[start Given data]

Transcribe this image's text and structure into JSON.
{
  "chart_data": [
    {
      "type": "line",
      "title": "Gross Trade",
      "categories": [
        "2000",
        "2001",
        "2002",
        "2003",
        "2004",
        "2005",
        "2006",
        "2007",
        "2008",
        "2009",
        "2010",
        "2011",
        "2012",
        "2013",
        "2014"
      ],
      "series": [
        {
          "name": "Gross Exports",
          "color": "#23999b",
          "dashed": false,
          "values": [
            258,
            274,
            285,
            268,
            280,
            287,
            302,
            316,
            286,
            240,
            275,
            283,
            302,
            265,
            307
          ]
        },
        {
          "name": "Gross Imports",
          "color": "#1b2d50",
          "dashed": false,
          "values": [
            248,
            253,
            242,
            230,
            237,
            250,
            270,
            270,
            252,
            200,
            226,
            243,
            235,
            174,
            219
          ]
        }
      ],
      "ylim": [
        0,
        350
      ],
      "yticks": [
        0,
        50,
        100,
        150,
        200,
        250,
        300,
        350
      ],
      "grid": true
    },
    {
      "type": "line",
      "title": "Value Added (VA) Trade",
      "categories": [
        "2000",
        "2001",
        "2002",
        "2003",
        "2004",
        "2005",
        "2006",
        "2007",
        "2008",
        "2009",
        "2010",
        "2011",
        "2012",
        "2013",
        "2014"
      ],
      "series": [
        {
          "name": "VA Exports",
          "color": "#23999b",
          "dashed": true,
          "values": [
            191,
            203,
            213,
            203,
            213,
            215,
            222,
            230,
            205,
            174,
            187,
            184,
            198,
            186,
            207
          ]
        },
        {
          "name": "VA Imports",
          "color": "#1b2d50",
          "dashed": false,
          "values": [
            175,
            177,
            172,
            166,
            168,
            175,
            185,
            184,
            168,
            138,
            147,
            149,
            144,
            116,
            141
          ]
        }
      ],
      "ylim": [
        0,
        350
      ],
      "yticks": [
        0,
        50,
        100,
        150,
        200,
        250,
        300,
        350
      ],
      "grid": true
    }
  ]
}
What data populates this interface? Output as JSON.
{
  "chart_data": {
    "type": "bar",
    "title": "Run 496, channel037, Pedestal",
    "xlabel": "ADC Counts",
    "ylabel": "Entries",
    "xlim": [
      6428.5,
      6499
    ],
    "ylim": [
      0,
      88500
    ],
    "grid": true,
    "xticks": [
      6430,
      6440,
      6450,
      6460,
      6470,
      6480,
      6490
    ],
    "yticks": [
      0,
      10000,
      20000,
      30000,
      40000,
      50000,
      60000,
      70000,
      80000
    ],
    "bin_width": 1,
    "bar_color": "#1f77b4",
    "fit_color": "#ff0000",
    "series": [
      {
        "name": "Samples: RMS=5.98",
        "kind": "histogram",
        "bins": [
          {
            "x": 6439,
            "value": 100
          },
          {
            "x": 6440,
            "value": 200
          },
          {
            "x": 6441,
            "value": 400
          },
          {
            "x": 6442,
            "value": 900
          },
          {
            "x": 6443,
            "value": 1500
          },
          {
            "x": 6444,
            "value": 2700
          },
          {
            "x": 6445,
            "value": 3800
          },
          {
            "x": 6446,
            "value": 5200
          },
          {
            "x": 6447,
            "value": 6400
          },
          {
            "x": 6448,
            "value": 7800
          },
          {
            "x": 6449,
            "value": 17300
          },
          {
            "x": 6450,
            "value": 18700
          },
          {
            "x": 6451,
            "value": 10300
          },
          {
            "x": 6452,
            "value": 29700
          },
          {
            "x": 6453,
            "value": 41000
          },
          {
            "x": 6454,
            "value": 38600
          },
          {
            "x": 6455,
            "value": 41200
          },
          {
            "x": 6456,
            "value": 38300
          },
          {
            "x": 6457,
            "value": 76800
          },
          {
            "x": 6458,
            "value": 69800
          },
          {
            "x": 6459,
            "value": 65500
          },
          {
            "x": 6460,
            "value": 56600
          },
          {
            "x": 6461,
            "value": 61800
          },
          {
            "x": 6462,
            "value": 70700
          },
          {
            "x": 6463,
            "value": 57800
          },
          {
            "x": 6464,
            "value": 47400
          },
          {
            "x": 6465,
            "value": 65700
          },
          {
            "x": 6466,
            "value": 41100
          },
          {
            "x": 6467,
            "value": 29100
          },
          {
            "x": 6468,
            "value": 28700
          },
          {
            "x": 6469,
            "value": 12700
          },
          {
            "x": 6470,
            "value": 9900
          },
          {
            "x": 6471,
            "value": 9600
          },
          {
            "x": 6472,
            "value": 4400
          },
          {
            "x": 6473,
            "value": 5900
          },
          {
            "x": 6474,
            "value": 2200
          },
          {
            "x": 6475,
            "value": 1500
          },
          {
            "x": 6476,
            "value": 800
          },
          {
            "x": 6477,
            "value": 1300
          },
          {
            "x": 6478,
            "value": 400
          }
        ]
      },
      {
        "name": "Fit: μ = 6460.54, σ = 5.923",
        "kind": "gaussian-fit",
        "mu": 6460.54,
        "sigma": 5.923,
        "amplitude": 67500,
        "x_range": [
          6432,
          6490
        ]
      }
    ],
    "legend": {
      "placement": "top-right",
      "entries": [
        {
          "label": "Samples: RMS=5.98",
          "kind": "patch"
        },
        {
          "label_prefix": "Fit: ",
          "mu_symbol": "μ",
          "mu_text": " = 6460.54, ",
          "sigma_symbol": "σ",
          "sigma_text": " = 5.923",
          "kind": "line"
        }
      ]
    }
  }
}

[end Given data]

## Job
Provide only the count of lines in the material above that hold the word "Gross".

## Expected answer
3